Ordination, says he, according to the real Walther, comes in two parts. 1.- the substantive "Word of God and prayer." 2 - "the ceremony of the laying on of hands." Number one is a divine institution. Number two is not. Number one is what makes ordination ordination. Number two is an add-on. Number one is the implementing arm of the congregation's conferring call and by it (Word of God and prayer) the "bestowal or communication of the divine institution [office of the ministry]" is accomplished. Number two has nothing to do with anything except causing one to be known as "an obstinate ass" if it's not performed. 21
And then there's the finale:
"Three main focal points may be distinguished in the calling or vocation of ministers: (1) the examination and determination of the candidates' fitness or qualifications; (2) the election of a particular person or persons; (3) the public and solemn inauguration and installation of those properly qualified into the public ministry, in the public worship of the church [the ordination service]. Of these elements it is clear that the second pertains mainly to the hearers, while the first and third belong primarily to the public teachers, but never to the exclusion of the rest of the church." (22)(cp. Grabau, esp. p. 129ff. 23)

**Data shown:**

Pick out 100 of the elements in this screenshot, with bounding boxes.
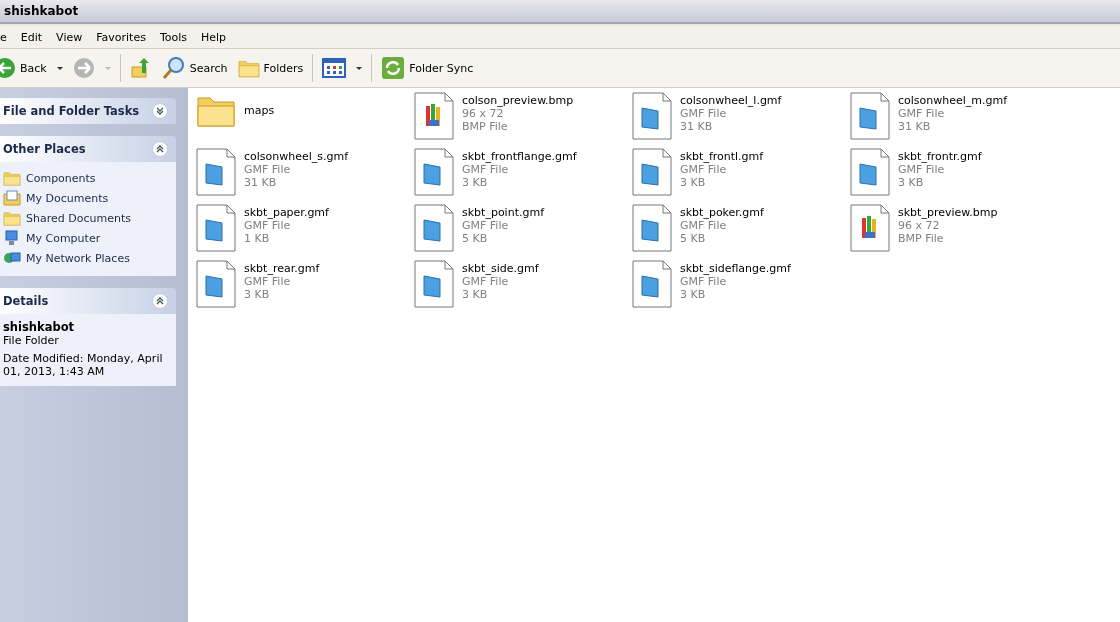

**Aim of the exercise:** List the three main focal points that the passage on ordination distinguishes in the calling or vocation of ministers.

**Solved problem:**
1. The examination and determination of the candidates' fitness or qualifications
2. The election of a particular person or persons
3. The public and solemn inauguration and installation of those properly qualified into the public ministry, in the public worship of the church (the ordination service)